Figure record listings
^^^^

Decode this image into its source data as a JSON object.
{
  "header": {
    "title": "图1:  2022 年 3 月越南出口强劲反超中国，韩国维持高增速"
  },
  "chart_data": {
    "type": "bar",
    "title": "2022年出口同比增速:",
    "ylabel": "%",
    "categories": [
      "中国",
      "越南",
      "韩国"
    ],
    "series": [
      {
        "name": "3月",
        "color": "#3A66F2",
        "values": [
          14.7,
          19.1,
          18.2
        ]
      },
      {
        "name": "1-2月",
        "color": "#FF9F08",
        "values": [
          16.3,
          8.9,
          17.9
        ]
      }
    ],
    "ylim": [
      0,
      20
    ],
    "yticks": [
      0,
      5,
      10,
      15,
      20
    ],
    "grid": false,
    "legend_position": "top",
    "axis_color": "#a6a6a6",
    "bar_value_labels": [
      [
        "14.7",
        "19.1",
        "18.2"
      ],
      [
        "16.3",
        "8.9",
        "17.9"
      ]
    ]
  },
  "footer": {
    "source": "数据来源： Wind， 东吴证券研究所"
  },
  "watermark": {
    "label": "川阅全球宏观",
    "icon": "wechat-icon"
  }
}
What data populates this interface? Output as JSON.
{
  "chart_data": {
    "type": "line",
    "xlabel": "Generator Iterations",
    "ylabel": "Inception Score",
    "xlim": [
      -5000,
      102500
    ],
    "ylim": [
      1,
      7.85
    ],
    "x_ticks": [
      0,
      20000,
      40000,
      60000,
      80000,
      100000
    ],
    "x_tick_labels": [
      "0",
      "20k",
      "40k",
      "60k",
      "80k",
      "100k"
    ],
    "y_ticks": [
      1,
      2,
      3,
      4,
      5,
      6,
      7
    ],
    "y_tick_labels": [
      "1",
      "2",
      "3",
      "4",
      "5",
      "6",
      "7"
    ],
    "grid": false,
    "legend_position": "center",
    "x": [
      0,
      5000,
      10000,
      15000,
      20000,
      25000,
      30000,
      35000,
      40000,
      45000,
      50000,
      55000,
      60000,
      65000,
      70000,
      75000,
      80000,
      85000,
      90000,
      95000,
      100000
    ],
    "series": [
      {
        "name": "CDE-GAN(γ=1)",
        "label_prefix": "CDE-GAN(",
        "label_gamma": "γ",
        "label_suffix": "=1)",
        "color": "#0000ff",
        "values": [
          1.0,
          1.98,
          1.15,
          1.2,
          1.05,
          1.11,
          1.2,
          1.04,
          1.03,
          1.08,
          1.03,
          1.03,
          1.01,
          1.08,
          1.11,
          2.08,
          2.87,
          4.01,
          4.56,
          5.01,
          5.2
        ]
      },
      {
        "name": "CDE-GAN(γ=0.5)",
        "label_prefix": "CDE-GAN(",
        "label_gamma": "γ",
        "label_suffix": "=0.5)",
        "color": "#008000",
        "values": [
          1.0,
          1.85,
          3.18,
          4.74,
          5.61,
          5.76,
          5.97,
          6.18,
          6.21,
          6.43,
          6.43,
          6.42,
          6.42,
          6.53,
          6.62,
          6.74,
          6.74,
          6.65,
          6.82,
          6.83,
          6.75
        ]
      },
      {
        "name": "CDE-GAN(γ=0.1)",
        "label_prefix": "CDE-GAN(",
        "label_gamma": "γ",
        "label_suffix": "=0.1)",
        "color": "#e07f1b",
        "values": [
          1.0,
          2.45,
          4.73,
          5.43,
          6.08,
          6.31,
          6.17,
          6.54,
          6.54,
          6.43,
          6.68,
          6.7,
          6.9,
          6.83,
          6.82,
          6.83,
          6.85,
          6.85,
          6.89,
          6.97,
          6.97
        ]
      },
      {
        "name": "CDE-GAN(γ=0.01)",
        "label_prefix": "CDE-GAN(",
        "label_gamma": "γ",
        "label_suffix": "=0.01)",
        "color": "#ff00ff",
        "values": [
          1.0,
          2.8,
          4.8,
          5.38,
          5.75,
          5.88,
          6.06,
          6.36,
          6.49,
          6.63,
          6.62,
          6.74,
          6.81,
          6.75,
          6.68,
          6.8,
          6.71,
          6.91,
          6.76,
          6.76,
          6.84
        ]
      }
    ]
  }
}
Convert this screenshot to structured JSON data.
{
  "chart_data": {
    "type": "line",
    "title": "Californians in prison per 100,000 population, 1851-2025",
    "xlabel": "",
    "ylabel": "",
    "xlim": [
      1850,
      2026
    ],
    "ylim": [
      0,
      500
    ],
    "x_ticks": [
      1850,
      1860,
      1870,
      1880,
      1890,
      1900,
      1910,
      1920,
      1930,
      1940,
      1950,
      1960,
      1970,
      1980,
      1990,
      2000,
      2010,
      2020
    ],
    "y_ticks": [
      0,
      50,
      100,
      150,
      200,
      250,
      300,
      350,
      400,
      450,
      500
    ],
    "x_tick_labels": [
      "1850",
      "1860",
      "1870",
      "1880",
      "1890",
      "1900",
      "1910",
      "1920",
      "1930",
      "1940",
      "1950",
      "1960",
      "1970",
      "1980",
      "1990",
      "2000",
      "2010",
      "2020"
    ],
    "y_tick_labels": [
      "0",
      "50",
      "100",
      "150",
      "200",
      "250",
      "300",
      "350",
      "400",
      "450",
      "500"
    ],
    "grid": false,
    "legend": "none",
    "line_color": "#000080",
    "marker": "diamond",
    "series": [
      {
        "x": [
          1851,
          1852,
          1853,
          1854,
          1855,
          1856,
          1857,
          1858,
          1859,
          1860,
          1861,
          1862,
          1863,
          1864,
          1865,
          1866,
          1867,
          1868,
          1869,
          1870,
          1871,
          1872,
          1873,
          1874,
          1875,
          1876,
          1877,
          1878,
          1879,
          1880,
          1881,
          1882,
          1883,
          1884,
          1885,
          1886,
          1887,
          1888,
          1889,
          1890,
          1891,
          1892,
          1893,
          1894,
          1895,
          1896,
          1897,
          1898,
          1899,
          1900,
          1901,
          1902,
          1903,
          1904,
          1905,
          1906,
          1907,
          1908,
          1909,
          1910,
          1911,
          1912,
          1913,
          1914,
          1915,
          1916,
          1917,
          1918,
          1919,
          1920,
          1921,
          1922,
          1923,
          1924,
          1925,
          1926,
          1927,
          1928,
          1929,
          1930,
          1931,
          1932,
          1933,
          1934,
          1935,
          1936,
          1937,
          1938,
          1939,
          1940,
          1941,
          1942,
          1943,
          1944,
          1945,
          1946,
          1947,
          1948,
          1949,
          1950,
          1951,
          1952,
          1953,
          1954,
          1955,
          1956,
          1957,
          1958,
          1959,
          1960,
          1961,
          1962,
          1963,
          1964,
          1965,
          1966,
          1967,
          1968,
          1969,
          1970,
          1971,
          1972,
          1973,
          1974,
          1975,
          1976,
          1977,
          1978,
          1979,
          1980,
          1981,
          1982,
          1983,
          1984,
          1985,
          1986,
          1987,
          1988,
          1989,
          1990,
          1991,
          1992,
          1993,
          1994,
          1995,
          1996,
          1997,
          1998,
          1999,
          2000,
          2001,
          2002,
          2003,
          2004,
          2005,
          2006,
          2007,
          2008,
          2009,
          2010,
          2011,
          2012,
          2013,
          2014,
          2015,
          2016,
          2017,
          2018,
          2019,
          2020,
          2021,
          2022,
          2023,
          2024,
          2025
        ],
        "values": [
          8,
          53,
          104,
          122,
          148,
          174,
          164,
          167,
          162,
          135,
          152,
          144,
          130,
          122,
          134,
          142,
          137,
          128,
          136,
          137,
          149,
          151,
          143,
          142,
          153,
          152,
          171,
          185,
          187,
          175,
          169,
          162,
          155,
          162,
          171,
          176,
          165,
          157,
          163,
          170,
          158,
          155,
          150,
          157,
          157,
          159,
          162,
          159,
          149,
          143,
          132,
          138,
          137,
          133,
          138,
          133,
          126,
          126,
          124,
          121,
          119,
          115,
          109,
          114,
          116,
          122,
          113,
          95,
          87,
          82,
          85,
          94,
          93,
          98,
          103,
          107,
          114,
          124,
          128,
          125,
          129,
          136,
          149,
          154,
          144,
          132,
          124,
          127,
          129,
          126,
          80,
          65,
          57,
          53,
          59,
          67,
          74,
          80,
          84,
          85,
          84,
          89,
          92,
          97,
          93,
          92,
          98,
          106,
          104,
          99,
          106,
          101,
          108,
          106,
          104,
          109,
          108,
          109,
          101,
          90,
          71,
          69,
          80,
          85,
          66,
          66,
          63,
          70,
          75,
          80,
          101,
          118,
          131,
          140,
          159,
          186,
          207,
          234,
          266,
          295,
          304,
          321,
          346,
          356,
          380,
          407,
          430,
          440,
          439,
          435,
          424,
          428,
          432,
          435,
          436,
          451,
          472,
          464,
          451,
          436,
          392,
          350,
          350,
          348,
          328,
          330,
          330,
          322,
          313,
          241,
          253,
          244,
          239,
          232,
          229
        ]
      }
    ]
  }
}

^^^^

Pull out the lines above in which the word "xlabel" appears.

#### [Exercise answer]
    "xlabel": "Generator Iterations",
    "xlabel": "",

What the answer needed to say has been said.